Source passage
<<<<

Analysis of data from a Down Hole IP geophysical survey completed during the quarter covering a portion of the McMillan Gold Mine property in Espanola, Ontario was very successful and a new, wide, and highly conductive geophysical target, related to recently drilled gold mineralization, has been defined at least 300 metres below surface. This target occurs east of the historic underground mine workings and at least 50 metres deeper than the deepest workings. Spectral IP surveys were completed in eight of the boreholes from diamond drilling completed by Young-Shannon in 2005 and MBMI in 2004. The 3D modelling of the data shows that the zones of silica (quartz) flooding that host the new high grade gold zone, recently defined by the diamond drilling campaigns from this past winter and spring, are concentrated in distinct zones within a broad envelope which may be related to this newly-recognized conductive zone. This new geophysical target will be a high priority focus for diamond drill testing follow-up expected to commence later this year.
Investment in Mineral Exploration and Development
Net expenditures on mineral properties increased during the period ended July 31, 2005 to $491,949 from $266,087 for the same period in 2004. Net expenditures consists of $40,188 in acquisition costs and option payments to Olympic Mines & Development Corporation, $179,528 in acquisition costs and option payments made on behalf of the Samar Properties, $92,317 in acquisition costs and option payments made for the Alpha Property, $7,489 of exploration costs on the Tri-Energy properties, $13,634 of exploration costs on the Samar properties, $4,655 of exploration costs on the Alpha property, and $154,138 of expenditures on the Olympic properties.
As at July 31, 2005, the Company had a working capital surplus of $178,183 (including cash of $163,124), whereas in the year ended January 31, 2005 the Company's working capital deficiency was $95,854. During the quarter, the Company issued 505,748 common shares to settle outstanding long-term debts of $187,127. These shares are subject to a hold period of four months from the date of issuance. The Company received proceeds of $312,260 and issued 2,126,089 shares pertaining to the exercise of warrants, and received $30,000 related to the exercise of 200,000 options at $0.15 during the period.

>>>>

Exercise
Reproduce the mining company report word for word, from "As at July 31, 2005, the" up to and including "during the period.".

Records supplied
<<<<

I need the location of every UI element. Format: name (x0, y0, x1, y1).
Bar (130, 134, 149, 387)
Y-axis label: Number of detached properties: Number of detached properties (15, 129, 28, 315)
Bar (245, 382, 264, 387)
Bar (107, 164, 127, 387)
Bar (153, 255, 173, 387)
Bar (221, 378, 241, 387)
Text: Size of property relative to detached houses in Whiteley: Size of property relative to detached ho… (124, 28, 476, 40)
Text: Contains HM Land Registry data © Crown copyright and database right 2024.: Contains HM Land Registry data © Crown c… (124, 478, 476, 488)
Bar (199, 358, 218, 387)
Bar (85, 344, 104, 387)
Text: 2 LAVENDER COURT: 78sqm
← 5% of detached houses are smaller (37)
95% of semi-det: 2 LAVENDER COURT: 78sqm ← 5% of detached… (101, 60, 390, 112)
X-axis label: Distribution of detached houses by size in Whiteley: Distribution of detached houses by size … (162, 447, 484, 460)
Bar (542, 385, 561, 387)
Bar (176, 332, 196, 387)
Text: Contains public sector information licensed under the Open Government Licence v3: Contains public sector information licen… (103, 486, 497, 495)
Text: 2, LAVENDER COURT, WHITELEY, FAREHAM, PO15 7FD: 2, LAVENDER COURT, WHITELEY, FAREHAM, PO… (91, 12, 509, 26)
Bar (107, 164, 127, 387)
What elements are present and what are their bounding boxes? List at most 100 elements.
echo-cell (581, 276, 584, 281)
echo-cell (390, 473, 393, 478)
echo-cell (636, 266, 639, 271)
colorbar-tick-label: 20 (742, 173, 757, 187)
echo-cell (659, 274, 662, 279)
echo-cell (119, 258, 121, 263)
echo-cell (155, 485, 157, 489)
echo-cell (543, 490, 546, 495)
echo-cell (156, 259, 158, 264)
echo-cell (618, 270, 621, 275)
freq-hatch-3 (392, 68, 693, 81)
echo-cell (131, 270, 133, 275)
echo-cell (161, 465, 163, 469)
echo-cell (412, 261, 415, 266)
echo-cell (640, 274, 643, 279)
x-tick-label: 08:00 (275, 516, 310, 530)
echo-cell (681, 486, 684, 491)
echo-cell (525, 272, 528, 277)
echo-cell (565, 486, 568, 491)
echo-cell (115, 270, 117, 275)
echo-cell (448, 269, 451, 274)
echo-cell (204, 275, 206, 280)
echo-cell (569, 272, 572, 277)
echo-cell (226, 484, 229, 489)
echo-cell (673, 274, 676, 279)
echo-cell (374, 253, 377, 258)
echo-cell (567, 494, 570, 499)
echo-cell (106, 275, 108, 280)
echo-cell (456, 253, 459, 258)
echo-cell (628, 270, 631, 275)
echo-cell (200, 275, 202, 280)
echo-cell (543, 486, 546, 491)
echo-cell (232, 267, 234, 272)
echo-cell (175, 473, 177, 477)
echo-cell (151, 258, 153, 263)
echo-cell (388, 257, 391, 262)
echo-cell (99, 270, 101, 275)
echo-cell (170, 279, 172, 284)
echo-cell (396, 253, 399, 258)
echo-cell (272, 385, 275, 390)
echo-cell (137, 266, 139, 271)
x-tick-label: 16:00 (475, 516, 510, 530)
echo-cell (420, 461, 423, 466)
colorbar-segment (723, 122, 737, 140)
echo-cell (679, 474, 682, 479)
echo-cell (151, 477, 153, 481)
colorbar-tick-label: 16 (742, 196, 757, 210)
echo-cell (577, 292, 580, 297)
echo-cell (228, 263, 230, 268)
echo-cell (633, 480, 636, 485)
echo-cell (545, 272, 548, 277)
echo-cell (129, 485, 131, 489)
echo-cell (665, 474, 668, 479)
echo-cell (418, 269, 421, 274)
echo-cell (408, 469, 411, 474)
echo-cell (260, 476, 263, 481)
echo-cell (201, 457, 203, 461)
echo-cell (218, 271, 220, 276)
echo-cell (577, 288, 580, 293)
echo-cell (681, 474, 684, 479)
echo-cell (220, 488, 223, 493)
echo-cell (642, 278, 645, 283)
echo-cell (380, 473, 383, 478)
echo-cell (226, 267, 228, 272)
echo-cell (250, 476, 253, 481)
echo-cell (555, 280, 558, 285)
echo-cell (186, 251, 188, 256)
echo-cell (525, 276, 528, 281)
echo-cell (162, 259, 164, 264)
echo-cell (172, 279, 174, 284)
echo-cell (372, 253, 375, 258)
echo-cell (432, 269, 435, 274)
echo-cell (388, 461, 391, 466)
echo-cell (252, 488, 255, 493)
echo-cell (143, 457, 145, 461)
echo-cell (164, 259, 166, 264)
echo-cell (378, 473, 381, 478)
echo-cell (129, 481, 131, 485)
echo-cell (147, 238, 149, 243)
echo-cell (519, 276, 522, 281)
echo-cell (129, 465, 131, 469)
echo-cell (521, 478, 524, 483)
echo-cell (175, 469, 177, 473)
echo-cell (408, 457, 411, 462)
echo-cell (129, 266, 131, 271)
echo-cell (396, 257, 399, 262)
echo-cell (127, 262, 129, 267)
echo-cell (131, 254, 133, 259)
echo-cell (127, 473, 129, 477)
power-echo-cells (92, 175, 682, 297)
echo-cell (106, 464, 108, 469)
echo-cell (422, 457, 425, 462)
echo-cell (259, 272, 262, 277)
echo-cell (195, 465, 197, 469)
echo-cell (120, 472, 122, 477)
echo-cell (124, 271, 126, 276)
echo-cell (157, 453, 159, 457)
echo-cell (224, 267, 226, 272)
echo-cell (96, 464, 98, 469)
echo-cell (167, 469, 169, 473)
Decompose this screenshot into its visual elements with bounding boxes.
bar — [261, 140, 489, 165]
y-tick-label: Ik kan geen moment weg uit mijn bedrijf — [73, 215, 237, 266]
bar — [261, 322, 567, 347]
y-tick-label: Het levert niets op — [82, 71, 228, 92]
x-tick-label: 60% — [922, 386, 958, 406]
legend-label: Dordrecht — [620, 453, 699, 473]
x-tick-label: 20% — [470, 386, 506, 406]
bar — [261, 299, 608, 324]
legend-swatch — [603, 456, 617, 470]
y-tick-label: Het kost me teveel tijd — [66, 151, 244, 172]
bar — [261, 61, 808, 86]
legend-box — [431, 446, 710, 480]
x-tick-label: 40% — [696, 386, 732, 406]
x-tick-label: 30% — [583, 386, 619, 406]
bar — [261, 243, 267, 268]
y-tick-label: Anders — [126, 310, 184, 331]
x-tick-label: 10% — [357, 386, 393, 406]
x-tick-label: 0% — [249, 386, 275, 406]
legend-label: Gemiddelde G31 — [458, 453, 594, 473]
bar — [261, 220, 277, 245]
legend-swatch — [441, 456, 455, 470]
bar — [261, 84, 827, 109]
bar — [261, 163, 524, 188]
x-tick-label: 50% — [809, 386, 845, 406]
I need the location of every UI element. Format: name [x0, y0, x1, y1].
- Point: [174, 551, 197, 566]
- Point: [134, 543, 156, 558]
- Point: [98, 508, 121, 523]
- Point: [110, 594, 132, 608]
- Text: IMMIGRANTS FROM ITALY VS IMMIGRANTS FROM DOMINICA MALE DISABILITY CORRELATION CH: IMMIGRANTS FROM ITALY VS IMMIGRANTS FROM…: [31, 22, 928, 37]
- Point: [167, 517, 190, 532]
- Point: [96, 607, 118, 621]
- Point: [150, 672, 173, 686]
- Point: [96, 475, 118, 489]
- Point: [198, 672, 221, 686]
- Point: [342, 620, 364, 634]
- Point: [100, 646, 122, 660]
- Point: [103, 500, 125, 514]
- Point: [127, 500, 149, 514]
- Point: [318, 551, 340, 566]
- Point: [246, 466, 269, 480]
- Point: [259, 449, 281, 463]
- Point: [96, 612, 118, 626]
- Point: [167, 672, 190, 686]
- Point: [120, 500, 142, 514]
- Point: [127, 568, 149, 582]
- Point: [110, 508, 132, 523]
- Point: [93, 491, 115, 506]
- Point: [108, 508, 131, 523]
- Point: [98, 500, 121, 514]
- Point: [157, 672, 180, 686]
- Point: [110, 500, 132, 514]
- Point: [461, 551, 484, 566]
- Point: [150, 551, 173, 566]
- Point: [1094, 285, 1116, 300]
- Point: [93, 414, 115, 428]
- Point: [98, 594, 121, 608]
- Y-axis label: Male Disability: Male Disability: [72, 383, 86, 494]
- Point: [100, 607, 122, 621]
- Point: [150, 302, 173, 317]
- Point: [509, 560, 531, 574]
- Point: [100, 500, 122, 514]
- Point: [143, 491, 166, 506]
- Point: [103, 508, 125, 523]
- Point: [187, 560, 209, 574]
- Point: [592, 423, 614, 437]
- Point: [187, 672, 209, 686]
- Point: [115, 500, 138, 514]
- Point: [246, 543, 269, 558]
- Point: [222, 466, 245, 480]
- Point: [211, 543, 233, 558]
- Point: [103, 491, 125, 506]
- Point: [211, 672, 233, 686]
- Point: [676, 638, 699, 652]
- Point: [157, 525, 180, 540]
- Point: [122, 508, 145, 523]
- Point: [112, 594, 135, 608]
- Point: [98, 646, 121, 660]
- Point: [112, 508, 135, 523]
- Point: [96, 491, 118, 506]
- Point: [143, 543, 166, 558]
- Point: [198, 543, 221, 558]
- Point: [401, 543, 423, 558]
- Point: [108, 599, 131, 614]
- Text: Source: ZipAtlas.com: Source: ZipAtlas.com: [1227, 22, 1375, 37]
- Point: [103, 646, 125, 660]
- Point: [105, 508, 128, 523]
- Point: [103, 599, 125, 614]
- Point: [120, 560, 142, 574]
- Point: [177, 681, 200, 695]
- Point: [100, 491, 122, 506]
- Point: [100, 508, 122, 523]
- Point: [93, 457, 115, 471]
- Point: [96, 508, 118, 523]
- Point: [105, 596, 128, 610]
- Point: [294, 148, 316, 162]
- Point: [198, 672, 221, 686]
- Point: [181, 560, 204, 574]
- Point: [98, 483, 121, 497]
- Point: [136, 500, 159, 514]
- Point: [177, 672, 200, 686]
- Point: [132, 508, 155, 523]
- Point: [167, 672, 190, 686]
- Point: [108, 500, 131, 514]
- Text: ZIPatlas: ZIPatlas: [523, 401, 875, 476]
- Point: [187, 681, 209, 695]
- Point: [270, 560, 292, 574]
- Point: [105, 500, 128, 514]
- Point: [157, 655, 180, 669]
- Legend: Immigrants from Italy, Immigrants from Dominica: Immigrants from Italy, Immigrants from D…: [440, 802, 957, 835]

>>>>

Expected output
As at July 31, 2005, the Company had a working capital surplus of $178,183 (including cash of $163,124), whereas in the year ended January 31, 2005 the Company's working capital deficiency was $95,854. During the quarter, the Company issued 505,748 common shares to settle outstanding long-term debts of $187,127. These shares are subject to a hold period of four months from the date of issuance. The Company received proceeds of $312,260 and issued 2,126,089 shares pertaining to the exercise of warrants, and received $30,000 related to the exercise of 200,000 options at $0.15 during the period.